▸ **EXERCISE OBJECTIVE**: Reproduce all the lines exactly as they stand, apart from the pictures.

___ DATASET RECORDS ___

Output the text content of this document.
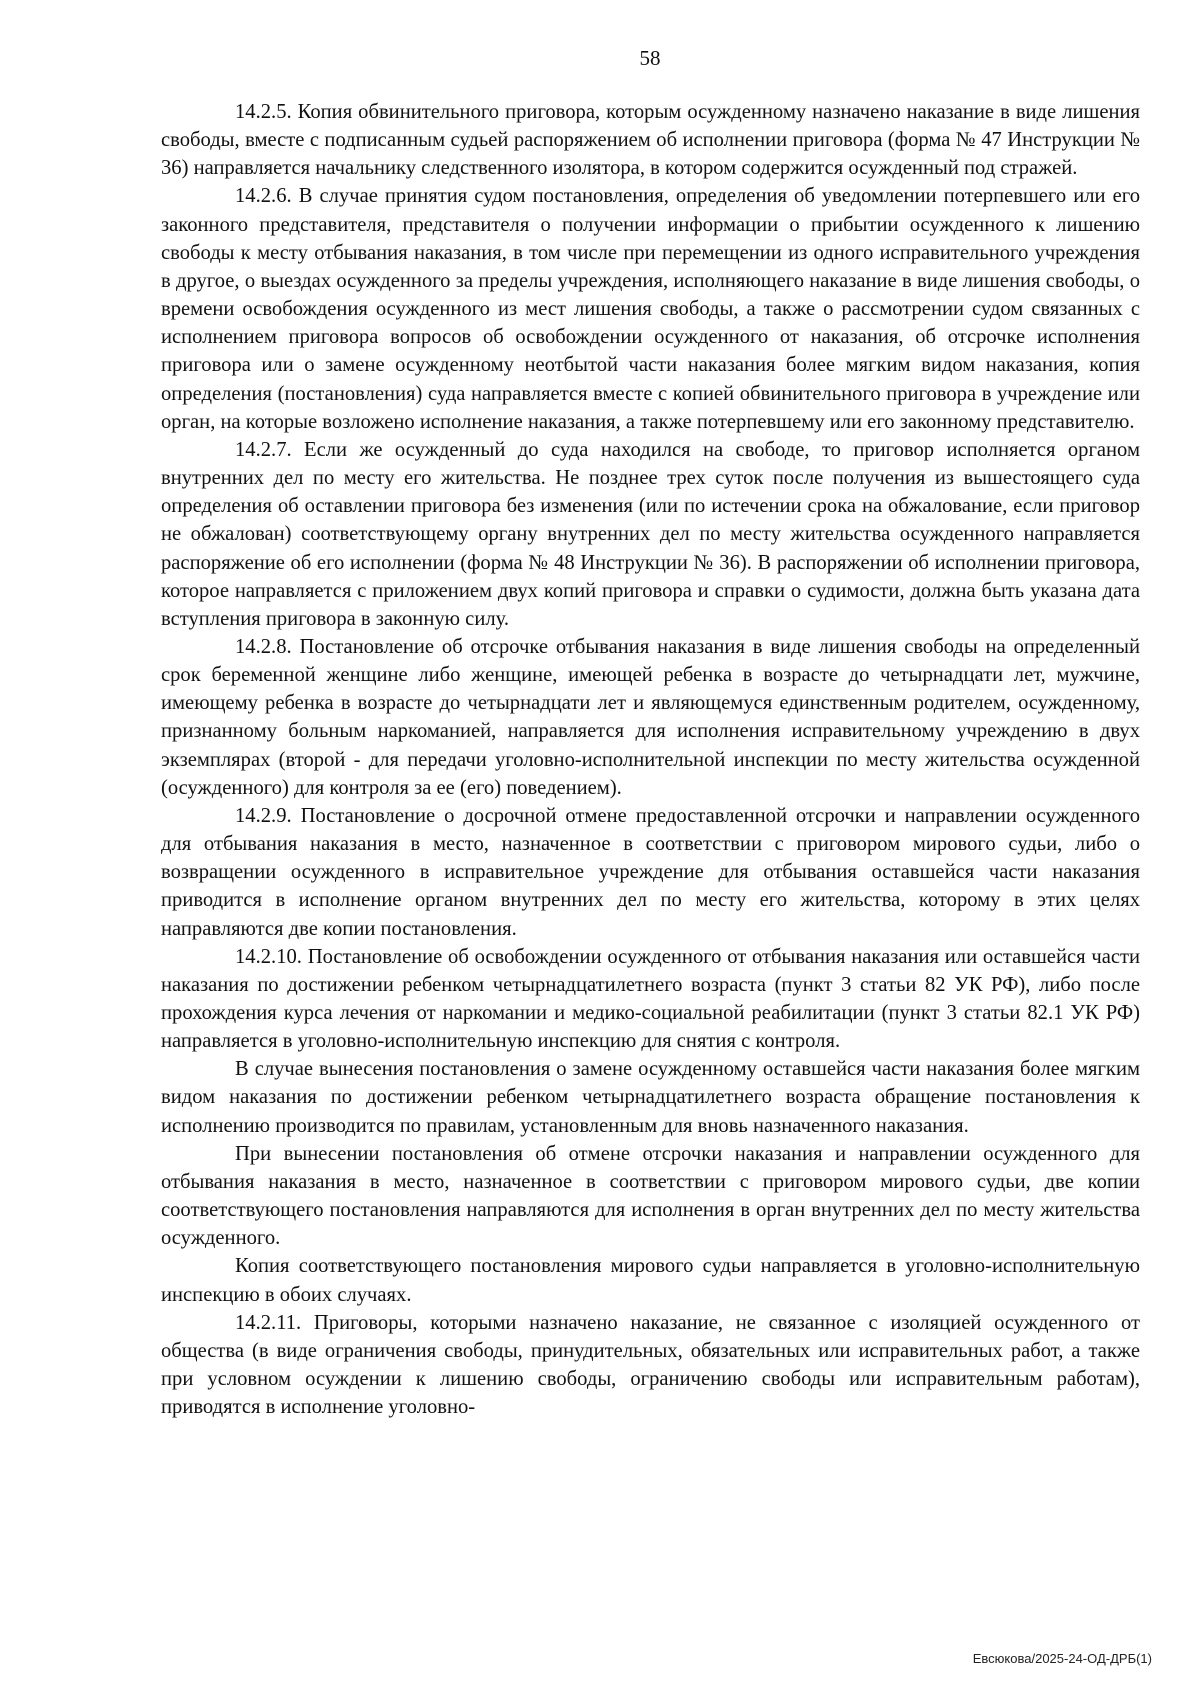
58

14.2.5. Копия обвинительного приговора, которым осужденному назначено наказание в виде лишения свободы, вместе с подписанным судьей распоряжением об исполнении приговора (форма № 47 Инструкции № 36) направляется начальнику следственного изолятора, в котором содержится осужденный под стражей.

14.2.6. В случае принятия судом постановления, определения об уведомлении потерпевшего или его законного представителя, представителя о получении информации о прибытии осужденного к лишению свободы к месту отбывания наказания, в том числе при перемещении из одного исправительного учреждения в другое, о выездах осужденного за пределы учреждения, исполняющего наказание в виде лишения свободы, о времени освобождения осужденного из мест лишения свободы, а также о рассмотрении судом связанных с исполнением приговора вопросов об освобождении осужденного от наказания, об отсрочке исполнения приговора или о замене осужденному неотбытой части наказания более мягким видом наказания, копия определения (постановления) суда направляется вместе с копией обвинительного приговора в учреждение или орган, на которые возложено исполнение наказания, а также потерпевшему или его законному представителю.

14.2.7. Если же осужденный до суда находился на свободе, то приговор исполняется органом внутренних дел по месту его жительства. Не позднее трех суток после получения из вышестоящего суда определения об оставлении приговора без изменения (или по истечении срока на обжалование, если приговор не обжалован) соответствующему органу внутренних дел по месту жительства осужденного направляется распоряжение об его исполнении (форма № 48 Инструкции № 36). В распоряжении об исполнении приговора, которое направляется с приложением двух копий приговора и справки о судимости, должна быть указана дата вступления приговора в законную силу.

14.2.8. Постановление об отсрочке отбывания наказания в виде лишения свободы на определенный срок беременной женщине либо женщине, имеющей ребенка в возрасте до четырнадцати лет, мужчине, имеющему ребенка в возрасте до четырнадцати лет и являющемуся единственным родителем, осужденному, признанному больным наркоманией, направляется для исполнения исправительному учреждению в двух экземплярах (второй - для передачи уголовно-исполнительной инспекции по месту жительства осужденной (осужденного) для контроля за ее (его) поведением).

14.2.9. Постановление о досрочной отмене предоставленной отсрочки и направлении осужденного для отбывания наказания в место, назначенное в соответствии с приговором мирового судьи, либо о возвращении осужденного в исправительное учреждение для отбывания оставшейся части наказания приводится в исполнение органом внутренних дел по месту его жительства, которому в этих целях направляются две копии постановления.

14.2.10. Постановление об освобождении осужденного от отбывания наказания или оставшейся части наказания по достижении ребенком четырнадцатилетнего возраста (пункт 3 статьи 82 УК РФ), либо после прохождения курса лечения от наркомании и медико-социальной реабилитации (пункт 3 статьи 82.1 УК РФ) направляется в уголовно-исполнительную инспекцию для снятия с контроля.

В случае вынесения постановления о замене осужденному оставшейся части наказания более мягким видом наказания по достижении ребенком четырнадцатилетнего возраста обращение постановления к исполнению производится по правилам, установленным для вновь назначенного наказания.

При вынесении постановления об отмене отсрочки наказания и направлении осужденного для отбывания наказания в место, назначенное в соответствии с приговором мирового судьи, две копии соответствующего постановления направляются для исполнения в орган внутренних дел по месту жительства осужденного.

Копия соответствующего постановления мирового судьи направляется в уголовно-исполнительную инспекцию в обоих случаях.

14.2.11. Приговоры, которыми назначено наказание, не связанное с изоляцией осужденного от общества (в виде ограничения свободы, принудительных, обязательных или исправительных работ, а также при условном осуждении к лишению свободы, ограничению свободы или исправительным работам), приводятся в исполнение уголовно-

Евсюкова/2025-24-ОД-ДРБ(1)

___

▸ **RIGHT ANSWER**:
Output the text content of this document.
58

14.2.5. Копия обвинительного приговора, которым осужденному назначено наказание в виде лишения свободы, вместе с подписанным судьей распоряжением об исполнении приговора (форма № 47 Инструкции № 36) направляется начальнику следственного изолятора, в котором содержится осужденный под стражей.

14.2.6. В случае принятия судом постановления, определения об уведомлении потерпевшего или его законного представителя, представителя о получении информации о прибытии осужденного к лишению свободы к месту отбывания наказания, в том числе при перемещении из одного исправительного учреждения в другое, о выездах осужденного за пределы учреждения, исполняющего наказание в виде лишения свободы, о времени освобождения осужденного из мест лишения свободы, а также о рассмотрении судом связанных с исполнением приговора вопросов об освобождении осужденного от наказания, об отсрочке исполнения приговора или о замене осужденному неотбытой части наказания более мягким видом наказания, копия определения (постановления) суда направляется вместе с копией обвинительного приговора в учреждение или орган, на которые возложено исполнение наказания, а также потерпевшему или его законному представителю.

14.2.7. Если же осужденный до суда находился на свободе, то приговор исполняется органом внутренних дел по месту его жительства. Не позднее трех суток после получения из вышестоящего суда определения об оставлении приговора без изменения (или по истечении срока на обжалование, если приговор не обжалован) соответствующему органу внутренних дел по месту жительства осужденного направляется распоряжение об его исполнении (форма № 48 Инструкции № 36). В распоряжении об исполнении приговора, которое направляется с приложением двух копий приговора и справки о судимости, должна быть указана дата вступления приговора в законную силу.

14.2.8. Постановление об отсрочке отбывания наказания в виде лишения свободы на определенный срок беременной женщине либо женщине, имеющей ребенка в возрасте до четырнадцати лет, мужчине, имеющему ребенка в возрасте до четырнадцати лет и являющемуся единственным родителем, осужденному, признанному больным наркоманией, направляется для исполнения исправительному учреждению в двух экземплярах (второй - для передачи уголовно-исполнительной инспекции по месту жительства осужденной (осужденного) для контроля за ее (его) поведением).

14.2.9. Постановление о досрочной отмене предоставленной отсрочки и направлении осужденного для отбывания наказания в место, назначенное в соответствии с приговором мирового судьи, либо о возвращении осужденного в исправительное учреждение для отбывания оставшейся части наказания приводится в исполнение органом внутренних дел по месту его жительства, которому в этих целях направляются две копии постановления.

14.2.10. Постановление об освобождении осужденного от отбывания наказания или оставшейся части наказания по достижении ребенком четырнадцатилетнего возраста (пункт 3 статьи 82 УК РФ), либо после прохождения курса лечения от наркомании и медико-социальной реабилитации (пункт 3 статьи 82.1 УК РФ) направляется в уголовно-исполнительную инспекцию для снятия с контроля.

В случае вынесения постановления о замене осужденному оставшейся части наказания более мягким видом наказания по достижении ребенком четырнадцатилетнего возраста обращение постановления к исполнению производится по правилам, установленным для вновь назначенного наказания.

При вынесении постановления об отмене отсрочки наказания и направлении осужденного для отбывания наказания в место, назначенное в соответствии с приговором мирового судьи, две копии соответствующего постановления направляются для исполнения в орган внутренних дел по месту жительства осужденного.

Копия соответствующего постановления мирового судьи направляется в уголовно-исполнительную инспекцию в обоих случаях.

14.2.11. Приговоры, которыми назначено наказание, не связанное с изоляцией осужденного от общества (в виде ограничения свободы, принудительных, обязательных или исправительных работ, а также при условном осуждении к лишению свободы, ограничению свободы или исправительным работам), приводятся в исполнение уголовно-

Евсюкова/2025-24-ОД-ДРБ(1)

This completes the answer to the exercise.